Titulaire d’un poste en lycée professionnel depuis 1973 dans la région parisienne, que l’on pourrait qualifier de… calme (déjà maître auxiliaire à la sortie de mes études en 1970 en Bretagne), j’ai débuté ma carrière tout plein d’enthousiasme, puis avec des hauts et des bas comme tout le monde, je pense, mais j’ai bien senti que dans les années quatre-vingt, cela commençait à se dégrader, que les consignes pédagogiques changeaient progressivement.

Assez vite, je me suis rendu compte que l’on ne voulait plus (déjà, dans les banlieues difficiles de Paris on ne pouvait plus obtenir de bons résultats…). Alors, pour ne blesser personne, les exigences « inspectoriales » se sont mises à… dégringoler.
Tout le monde était content (élèves et parents) le BAC était délivré (mais avec beaucoup de… complaisance).

**Données fournies:**
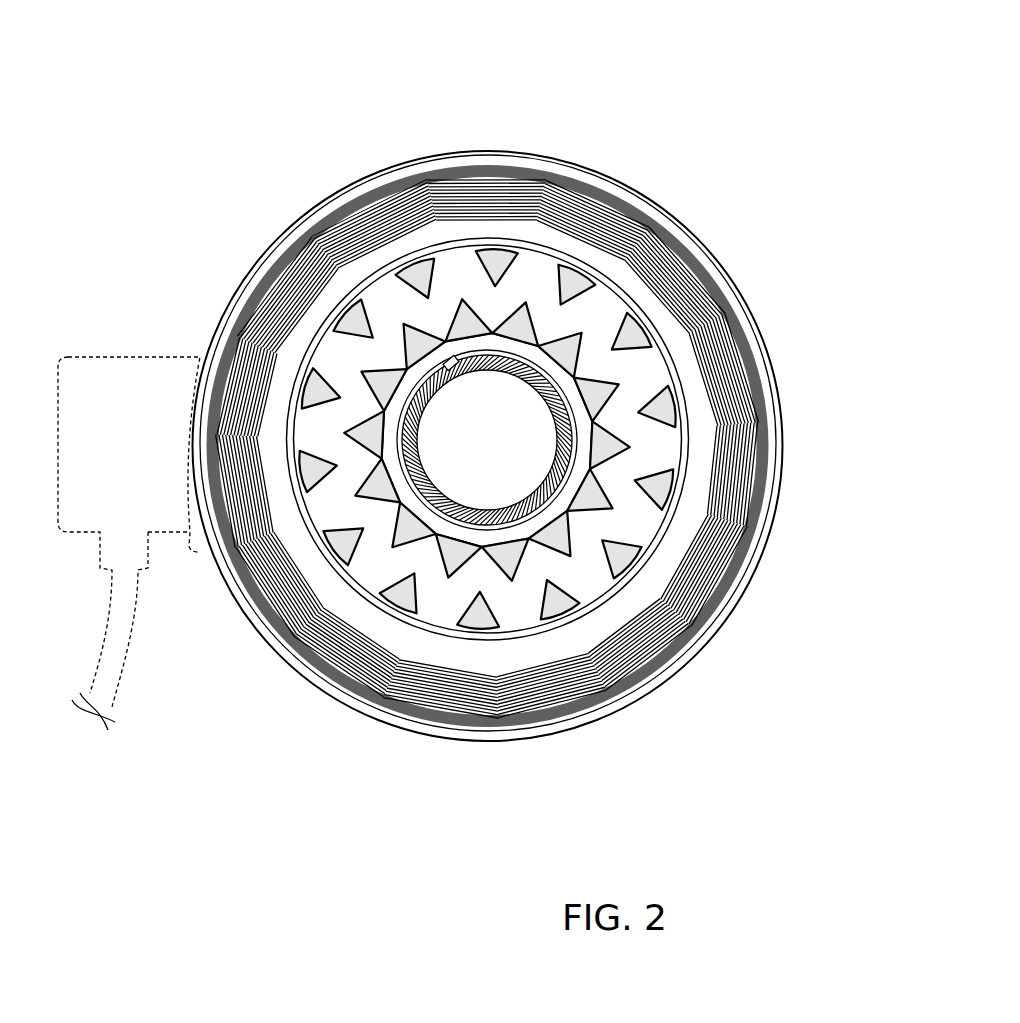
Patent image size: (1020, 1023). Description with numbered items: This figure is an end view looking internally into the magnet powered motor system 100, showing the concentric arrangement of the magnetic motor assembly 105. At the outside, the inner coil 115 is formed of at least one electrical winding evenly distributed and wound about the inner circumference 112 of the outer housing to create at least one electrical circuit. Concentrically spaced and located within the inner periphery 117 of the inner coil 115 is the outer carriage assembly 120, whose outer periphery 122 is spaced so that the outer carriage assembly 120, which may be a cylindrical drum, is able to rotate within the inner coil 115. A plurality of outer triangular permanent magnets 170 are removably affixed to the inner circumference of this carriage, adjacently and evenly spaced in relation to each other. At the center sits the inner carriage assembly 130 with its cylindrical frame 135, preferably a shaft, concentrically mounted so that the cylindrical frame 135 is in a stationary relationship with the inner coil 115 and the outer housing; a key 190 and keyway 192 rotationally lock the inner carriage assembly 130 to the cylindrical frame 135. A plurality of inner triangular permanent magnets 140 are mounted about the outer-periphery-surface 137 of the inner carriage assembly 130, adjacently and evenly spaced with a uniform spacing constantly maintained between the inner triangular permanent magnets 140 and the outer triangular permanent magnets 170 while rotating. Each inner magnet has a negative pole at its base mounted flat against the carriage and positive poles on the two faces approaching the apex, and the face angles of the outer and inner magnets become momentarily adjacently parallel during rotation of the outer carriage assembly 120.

The magnet powered motor system 100 is at (630, 68).
The magnetic motor assembly 105 is at (409, 156).
The inner circumference 112 is at (344, 211).
The inner coil 115 is at (680, 287).
The inner periphery 117 is at (768, 427).
The outer carriage assembly 120 is at (586, 258).
The outer periphery 122 is at (568, 249).
The inner carriage assembly 130 is at (383, 494).
The cylindrical frame 135 is at (441, 487).
The outer-periphery-surface 137 is at (425, 545).
The inner triangular permanent magnets 140 is at (584, 529).
The outer triangular permanent magnets 170 is at (590, 566).
The key 190 is at (440, 377).
The keyway 192 is at (481, 372).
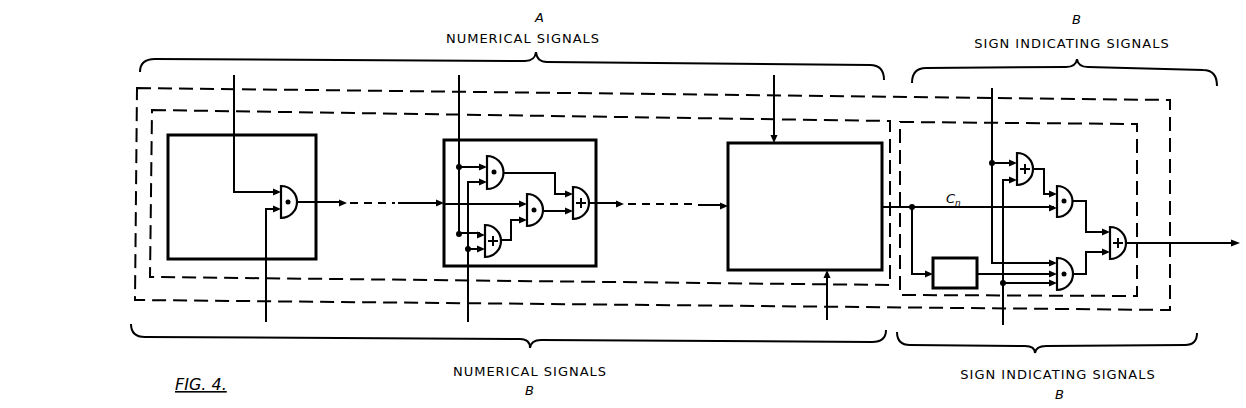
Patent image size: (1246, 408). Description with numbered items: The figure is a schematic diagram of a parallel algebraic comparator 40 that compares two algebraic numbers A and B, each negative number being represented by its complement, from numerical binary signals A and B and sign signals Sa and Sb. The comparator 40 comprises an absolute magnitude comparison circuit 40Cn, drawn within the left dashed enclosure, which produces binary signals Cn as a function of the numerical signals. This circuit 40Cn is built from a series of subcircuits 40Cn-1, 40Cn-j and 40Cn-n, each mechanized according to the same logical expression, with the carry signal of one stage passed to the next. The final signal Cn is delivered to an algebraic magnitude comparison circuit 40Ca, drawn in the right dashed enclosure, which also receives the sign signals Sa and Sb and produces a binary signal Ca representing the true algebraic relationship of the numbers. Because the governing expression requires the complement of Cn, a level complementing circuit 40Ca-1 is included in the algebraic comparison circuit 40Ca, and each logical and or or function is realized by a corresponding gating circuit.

**Énoncé:** Pouvez-vous reproduire mot pour mot le passage du texte sur le lycée professionnel, de « Titulaire d’un poste » à « mises à… dégringoler. » ? Ces données n'interviennent pas ici.

**Réponse:**
Titulaire d’un poste en lycée professionnel depuis 1973 dans la région parisienne, que l’on pourrait qualifier de… calme (déjà maître auxiliaire à la sortie de mes études en 1970 en Bretagne), j’ai débuté ma carrière tout plein d’enthousiasme, puis avec des hauts et des bas comme tout le monde, je pense, mais j’ai bien senti que dans les années quatre-vingt, cela commençait à se dégrader, que les consignes pédagogiques changeaient progressivement.

Assez vite, je me suis rendu compte que l’on ne voulait plus (déjà, dans les banlieues difficiles de Paris on ne pouvait plus obtenir de bons résultats…). Alors, pour ne blesser personne, les exigences « inspectoriales » se sont mises à… dégringoler.